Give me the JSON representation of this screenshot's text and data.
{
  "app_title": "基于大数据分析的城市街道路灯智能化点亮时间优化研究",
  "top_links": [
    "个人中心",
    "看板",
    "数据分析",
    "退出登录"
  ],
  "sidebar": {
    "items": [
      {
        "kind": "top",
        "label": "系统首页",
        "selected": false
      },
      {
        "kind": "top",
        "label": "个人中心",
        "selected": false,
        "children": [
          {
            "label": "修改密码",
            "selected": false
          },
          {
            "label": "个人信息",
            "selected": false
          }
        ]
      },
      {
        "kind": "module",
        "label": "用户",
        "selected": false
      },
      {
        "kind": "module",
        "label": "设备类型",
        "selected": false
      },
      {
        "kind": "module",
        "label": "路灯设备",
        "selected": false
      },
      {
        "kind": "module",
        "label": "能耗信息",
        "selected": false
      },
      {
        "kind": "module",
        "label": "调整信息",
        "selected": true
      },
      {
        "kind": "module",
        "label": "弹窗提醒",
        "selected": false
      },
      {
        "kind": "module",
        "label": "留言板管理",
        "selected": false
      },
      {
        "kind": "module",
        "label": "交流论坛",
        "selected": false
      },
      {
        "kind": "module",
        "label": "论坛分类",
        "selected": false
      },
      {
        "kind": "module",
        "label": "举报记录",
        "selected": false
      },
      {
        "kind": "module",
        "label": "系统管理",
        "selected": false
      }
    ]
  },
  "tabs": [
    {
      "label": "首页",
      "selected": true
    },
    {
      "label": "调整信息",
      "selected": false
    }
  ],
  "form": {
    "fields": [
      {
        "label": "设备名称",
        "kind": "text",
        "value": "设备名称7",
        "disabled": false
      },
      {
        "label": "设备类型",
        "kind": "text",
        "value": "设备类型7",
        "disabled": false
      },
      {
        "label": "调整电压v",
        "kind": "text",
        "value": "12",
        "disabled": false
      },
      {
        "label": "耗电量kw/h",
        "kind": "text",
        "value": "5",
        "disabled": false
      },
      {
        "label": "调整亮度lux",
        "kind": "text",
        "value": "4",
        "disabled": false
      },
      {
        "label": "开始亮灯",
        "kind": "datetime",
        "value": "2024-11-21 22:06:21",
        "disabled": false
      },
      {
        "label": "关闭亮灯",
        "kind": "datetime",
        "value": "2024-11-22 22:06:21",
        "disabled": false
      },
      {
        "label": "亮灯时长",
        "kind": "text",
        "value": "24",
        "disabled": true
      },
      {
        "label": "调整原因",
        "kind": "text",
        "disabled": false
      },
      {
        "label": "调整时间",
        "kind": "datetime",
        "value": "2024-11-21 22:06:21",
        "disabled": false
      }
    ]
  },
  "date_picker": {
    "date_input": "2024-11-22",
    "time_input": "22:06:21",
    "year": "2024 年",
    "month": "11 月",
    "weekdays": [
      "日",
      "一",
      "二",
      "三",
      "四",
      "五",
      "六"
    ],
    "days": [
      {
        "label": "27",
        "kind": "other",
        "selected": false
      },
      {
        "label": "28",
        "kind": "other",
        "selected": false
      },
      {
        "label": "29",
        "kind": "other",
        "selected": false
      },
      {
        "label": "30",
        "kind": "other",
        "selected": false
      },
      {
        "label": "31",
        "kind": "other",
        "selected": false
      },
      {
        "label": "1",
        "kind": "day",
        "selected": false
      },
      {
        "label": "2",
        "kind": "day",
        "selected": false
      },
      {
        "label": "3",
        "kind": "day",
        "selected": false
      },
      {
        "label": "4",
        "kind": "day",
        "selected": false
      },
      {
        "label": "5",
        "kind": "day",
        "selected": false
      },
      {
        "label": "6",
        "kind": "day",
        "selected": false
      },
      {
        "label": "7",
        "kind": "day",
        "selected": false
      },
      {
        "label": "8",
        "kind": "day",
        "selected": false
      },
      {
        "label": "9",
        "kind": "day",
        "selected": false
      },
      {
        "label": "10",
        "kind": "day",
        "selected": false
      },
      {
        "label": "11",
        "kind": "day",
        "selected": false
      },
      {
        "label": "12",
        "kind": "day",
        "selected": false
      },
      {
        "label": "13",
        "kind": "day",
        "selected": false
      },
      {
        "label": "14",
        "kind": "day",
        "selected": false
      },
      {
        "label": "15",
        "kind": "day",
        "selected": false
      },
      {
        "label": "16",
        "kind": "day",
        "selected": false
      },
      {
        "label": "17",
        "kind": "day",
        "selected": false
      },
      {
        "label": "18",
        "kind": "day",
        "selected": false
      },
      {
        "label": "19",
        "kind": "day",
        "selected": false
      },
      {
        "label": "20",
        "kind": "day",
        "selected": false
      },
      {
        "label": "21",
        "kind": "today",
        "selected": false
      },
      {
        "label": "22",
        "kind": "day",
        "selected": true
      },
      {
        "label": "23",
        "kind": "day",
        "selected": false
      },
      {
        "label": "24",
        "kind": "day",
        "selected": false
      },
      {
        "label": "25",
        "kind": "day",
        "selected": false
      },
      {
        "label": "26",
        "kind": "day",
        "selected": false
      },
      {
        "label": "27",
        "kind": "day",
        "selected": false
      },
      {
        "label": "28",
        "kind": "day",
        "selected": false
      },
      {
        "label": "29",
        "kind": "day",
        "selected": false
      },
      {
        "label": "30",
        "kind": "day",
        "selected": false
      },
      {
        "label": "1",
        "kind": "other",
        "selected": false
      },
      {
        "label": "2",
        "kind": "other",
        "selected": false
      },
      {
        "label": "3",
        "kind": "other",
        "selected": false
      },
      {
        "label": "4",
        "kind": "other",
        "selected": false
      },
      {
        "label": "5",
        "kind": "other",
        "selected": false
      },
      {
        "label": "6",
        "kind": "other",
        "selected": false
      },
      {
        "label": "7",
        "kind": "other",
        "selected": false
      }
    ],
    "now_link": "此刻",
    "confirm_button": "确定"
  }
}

....................

◆ WHAT YOU ARE ASKED TO DO: Copy all lines from the material that hold "value".

◆ WORKED ANSWER:
        "value": "设备名称7",
        "value": "设备类型7",
        "value": "12",
        "value": "5",
        "value": "4",
        "value": "2024-11-21 22:06:21",
        "value": "2024-11-22 22:06:21",
        "value": "24",
        "value": "2024-11-21 22:06:21",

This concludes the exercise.